Could you copy every row below, substituting "disassembled view" for "exploded view" and leaving everything else the same? Omit the pictures from your answer.

** Begin **

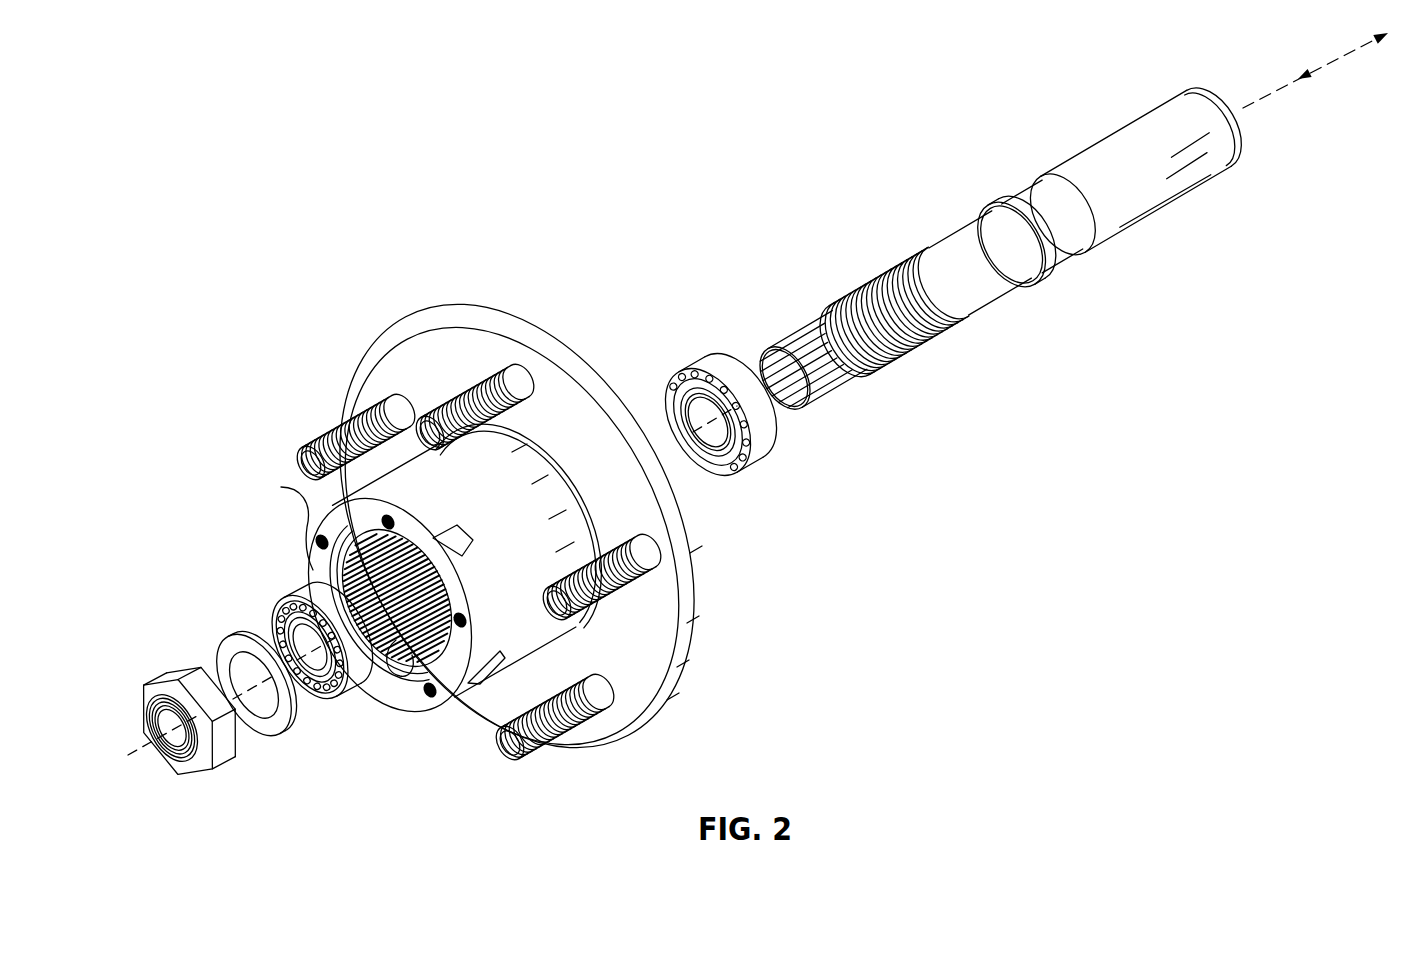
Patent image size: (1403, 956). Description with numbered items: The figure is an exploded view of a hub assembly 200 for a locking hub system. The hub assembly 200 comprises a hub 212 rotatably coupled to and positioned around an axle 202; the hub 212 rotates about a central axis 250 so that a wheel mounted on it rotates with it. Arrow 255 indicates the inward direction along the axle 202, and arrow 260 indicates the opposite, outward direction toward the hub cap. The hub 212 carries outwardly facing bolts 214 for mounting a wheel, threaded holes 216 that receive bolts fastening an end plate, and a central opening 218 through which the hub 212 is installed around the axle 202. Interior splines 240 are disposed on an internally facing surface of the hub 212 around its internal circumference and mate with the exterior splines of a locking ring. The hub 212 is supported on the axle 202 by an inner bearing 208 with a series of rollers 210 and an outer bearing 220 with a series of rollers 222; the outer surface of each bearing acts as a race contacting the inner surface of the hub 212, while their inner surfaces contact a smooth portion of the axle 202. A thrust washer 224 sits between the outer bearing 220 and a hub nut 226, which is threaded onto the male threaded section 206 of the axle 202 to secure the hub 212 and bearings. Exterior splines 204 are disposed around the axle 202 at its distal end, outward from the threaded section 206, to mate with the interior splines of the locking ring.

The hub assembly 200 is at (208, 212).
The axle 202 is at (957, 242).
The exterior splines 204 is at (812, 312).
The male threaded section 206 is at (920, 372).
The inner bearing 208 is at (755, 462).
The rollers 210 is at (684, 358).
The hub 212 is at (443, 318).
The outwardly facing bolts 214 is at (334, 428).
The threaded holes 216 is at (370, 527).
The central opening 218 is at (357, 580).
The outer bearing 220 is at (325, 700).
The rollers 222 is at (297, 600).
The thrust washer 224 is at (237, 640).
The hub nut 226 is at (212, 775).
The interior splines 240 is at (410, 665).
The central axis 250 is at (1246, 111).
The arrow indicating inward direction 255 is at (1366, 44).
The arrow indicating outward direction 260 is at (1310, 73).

** End **

• _SOLUTION FOR THIS EXERCISE_:
Patent image size: (1403, 956). Description with numbered items: The figure is an disassembled view of a hub assembly 200 for a locking hub system. The hub assembly 200 comprises a hub 212 rotatably coupled to and positioned around an axle 202; the hub 212 rotates about a central axis 250 so that a wheel mounted on it rotates with it. Arrow 255 indicates the inward direction along the axle 202, and arrow 260 indicates the opposite, outward direction toward the hub cap. The hub 212 carries outwardly facing bolts 214 for mounting a wheel, threaded holes 216 that receive bolts fastening an end plate, and a central opening 218 through which the hub 212 is installed around the axle 202. Interior splines 240 are disposed on an internally facing surface of the hub 212 around its internal circumference and mate with the exterior splines of a locking ring. The hub 212 is supported on the axle 202 by an inner bearing 208 with a series of rollers 210 and an outer bearing 220 with a series of rollers 222; the outer surface of each bearing acts as a race contacting the inner surface of the hub 212, while their inner surfaces contact a smooth portion of the axle 202. A thrust washer 224 sits between the outer bearing 220 and a hub nut 226, which is threaded onto the male threaded section 206 of the axle 202 to secure the hub 212 and bearings. Exterior splines 204 are disposed around the axle 202 at its distal end, outward from the threaded section 206, to mate with the interior splines of the locking ring.

The hub assembly 200 is at (208, 212).
The axle 202 is at (957, 242).
The exterior splines 204 is at (812, 312).
The male threaded section 206 is at (920, 372).
The inner bearing 208 is at (755, 462).
The rollers 210 is at (684, 358).
The hub 212 is at (443, 318).
The outwardly facing bolts 214 is at (334, 428).
The threaded holes 216 is at (370, 527).
The central opening 218 is at (357, 580).
The outer bearing 220 is at (325, 700).
The rollers 222 is at (297, 600).
The thrust washer 224 is at (237, 640).
The hub nut 226 is at (212, 775).
The interior splines 240 is at (410, 665).
The central axis 250 is at (1246, 111).
The arrow indicating inward direction 255 is at (1366, 44).
The arrow indicating outward direction 260 is at (1310, 73).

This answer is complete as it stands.